- _Exercise brief_
Which lines hold the word "menarik"? Show each of them.

[Some records]
—————

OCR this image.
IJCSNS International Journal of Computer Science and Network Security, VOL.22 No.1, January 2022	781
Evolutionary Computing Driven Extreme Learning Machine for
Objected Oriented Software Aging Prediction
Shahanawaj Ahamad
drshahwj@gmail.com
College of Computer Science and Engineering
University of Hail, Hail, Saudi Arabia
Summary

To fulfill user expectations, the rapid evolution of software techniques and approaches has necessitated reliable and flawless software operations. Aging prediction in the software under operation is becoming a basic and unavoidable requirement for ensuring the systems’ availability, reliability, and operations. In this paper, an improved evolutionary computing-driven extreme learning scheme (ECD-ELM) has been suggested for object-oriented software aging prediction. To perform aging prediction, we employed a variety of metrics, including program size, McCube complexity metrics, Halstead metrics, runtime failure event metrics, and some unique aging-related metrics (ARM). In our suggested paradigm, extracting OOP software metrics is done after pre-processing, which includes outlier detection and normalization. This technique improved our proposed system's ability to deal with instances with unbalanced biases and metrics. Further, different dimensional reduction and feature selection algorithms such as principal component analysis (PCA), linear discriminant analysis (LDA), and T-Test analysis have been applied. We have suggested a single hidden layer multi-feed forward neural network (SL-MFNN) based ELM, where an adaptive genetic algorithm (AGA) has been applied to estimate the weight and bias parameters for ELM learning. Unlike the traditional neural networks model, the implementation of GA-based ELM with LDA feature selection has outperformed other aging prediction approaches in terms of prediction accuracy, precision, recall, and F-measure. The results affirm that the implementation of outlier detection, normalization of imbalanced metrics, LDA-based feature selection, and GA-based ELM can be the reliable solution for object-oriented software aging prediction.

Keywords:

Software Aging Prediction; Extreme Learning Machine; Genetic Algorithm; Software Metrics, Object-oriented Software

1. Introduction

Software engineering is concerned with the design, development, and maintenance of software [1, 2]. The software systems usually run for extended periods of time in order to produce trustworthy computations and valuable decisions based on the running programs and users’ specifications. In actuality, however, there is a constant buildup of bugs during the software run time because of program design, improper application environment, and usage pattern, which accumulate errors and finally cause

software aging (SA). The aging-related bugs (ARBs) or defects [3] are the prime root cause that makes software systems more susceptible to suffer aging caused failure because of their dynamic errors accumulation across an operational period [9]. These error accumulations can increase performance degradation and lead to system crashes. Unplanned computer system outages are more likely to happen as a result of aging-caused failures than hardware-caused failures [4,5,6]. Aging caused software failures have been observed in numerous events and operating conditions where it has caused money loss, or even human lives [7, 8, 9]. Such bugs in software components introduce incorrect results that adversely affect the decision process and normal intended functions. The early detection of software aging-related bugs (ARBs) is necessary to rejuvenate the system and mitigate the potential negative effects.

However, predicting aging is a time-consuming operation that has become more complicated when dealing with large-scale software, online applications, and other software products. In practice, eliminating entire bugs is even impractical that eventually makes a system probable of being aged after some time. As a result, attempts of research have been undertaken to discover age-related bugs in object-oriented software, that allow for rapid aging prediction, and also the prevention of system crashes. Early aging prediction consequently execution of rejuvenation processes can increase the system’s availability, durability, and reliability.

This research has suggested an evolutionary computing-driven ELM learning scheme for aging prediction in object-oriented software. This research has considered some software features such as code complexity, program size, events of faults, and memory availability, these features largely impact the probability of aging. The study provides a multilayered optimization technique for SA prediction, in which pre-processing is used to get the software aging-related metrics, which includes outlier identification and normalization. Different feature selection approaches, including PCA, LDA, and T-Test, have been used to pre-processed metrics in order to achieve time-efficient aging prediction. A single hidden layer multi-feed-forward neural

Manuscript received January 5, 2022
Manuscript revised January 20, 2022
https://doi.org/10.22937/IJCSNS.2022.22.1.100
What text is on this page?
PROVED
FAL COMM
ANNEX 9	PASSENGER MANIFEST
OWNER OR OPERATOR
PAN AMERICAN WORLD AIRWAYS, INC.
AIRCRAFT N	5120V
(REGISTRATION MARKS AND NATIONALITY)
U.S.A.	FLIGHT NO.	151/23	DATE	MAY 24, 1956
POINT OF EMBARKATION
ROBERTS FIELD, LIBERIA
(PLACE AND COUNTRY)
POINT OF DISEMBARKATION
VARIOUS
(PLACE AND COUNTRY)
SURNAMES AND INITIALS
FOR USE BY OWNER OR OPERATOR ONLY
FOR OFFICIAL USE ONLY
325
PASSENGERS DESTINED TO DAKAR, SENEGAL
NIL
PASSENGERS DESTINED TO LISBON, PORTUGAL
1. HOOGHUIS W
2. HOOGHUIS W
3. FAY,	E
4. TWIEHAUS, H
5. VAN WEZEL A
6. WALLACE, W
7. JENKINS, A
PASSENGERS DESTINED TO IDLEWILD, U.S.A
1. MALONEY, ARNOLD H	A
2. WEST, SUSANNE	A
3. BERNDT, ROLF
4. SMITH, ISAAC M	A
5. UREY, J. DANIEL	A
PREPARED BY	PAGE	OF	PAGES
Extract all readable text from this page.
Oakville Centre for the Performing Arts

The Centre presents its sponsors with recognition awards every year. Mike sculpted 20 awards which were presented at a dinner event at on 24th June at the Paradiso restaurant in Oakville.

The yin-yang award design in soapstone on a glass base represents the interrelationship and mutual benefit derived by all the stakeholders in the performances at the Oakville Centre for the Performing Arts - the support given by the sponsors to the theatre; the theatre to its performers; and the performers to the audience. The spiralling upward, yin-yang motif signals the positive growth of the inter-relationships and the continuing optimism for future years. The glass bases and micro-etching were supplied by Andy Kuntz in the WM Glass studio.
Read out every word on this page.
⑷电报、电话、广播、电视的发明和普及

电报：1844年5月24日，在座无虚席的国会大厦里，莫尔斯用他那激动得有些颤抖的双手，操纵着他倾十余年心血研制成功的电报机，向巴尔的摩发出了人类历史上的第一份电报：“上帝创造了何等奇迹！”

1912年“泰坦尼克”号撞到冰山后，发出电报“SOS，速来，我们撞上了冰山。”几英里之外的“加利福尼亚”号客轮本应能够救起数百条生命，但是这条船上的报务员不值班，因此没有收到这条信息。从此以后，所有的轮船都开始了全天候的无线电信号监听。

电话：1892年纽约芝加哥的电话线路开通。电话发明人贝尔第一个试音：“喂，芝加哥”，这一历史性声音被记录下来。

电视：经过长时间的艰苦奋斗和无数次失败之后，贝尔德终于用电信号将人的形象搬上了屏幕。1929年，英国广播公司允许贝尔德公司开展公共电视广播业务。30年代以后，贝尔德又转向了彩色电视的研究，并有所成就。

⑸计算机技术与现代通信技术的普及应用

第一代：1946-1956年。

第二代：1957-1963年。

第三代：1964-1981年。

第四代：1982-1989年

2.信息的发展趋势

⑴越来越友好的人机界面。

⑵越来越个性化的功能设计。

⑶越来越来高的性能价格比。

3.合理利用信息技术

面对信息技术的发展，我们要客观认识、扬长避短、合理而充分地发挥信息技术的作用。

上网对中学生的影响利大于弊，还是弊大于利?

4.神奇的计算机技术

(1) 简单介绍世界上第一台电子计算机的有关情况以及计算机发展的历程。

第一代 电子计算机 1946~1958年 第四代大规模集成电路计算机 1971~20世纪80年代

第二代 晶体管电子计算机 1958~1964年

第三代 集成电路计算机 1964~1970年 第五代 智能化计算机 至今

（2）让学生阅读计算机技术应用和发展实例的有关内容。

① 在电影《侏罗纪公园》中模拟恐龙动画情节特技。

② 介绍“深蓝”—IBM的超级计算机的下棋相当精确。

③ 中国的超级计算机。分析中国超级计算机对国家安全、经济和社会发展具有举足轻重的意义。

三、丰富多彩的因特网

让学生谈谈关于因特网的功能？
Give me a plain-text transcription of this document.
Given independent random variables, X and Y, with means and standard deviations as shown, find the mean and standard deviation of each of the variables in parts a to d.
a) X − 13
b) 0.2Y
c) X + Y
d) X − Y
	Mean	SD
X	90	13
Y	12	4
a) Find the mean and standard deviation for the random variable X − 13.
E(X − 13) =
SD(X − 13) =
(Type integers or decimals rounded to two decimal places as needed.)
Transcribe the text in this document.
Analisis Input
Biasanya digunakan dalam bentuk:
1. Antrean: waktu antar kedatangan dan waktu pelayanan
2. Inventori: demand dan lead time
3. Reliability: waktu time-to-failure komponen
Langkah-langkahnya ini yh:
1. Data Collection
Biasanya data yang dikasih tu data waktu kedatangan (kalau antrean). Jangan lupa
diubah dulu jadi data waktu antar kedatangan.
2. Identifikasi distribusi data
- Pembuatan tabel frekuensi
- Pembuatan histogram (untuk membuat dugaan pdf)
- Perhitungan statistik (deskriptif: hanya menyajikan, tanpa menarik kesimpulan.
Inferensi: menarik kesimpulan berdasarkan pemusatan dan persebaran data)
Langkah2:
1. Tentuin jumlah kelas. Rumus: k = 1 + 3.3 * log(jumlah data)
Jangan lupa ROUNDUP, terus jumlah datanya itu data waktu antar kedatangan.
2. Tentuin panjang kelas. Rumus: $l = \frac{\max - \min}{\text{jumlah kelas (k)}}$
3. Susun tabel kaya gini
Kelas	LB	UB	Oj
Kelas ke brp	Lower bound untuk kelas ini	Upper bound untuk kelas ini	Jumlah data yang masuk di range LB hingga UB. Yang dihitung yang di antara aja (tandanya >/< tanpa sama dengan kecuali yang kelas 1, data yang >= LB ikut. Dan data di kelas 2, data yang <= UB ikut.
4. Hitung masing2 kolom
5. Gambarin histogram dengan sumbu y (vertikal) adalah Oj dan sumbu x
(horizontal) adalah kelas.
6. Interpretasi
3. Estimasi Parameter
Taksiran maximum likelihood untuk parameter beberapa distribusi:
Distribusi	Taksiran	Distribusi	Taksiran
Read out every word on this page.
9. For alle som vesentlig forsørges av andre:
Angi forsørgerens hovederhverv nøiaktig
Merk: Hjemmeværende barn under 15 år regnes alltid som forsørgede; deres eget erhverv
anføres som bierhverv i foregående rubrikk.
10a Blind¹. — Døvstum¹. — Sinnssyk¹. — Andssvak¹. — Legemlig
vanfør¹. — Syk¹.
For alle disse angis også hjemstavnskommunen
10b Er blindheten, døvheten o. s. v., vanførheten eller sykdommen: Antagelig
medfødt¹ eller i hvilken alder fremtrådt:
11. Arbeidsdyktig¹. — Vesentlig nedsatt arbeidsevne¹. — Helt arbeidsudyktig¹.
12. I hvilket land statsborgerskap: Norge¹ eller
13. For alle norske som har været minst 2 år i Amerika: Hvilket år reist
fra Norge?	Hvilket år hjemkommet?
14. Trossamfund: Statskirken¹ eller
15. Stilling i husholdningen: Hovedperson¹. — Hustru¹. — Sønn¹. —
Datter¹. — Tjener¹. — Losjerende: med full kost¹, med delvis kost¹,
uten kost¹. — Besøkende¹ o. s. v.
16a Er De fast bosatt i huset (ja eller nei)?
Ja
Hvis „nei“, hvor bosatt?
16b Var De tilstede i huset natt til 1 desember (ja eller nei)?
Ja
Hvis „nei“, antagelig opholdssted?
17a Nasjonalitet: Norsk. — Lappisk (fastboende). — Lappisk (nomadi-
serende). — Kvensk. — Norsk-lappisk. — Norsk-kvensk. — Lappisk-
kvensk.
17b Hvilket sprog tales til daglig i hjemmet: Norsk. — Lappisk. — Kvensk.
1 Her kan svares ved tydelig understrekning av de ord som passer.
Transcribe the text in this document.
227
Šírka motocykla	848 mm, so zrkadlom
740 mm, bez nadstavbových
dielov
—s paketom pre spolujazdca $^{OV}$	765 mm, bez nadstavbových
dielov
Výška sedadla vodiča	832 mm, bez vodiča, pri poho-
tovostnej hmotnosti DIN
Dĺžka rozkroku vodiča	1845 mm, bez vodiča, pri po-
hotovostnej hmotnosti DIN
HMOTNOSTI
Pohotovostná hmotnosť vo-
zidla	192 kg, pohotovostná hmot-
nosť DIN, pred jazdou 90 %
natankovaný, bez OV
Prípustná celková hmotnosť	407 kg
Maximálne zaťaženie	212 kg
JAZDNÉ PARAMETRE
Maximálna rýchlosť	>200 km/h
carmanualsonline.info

—————

- _Response to this task_
- Perhitungan statistik (deskriptif: hanya menyajikan, tanpa menarik kesimpulan.
Inferensi: menarik kesimpulan berdasarkan pemusatan dan persebaran data)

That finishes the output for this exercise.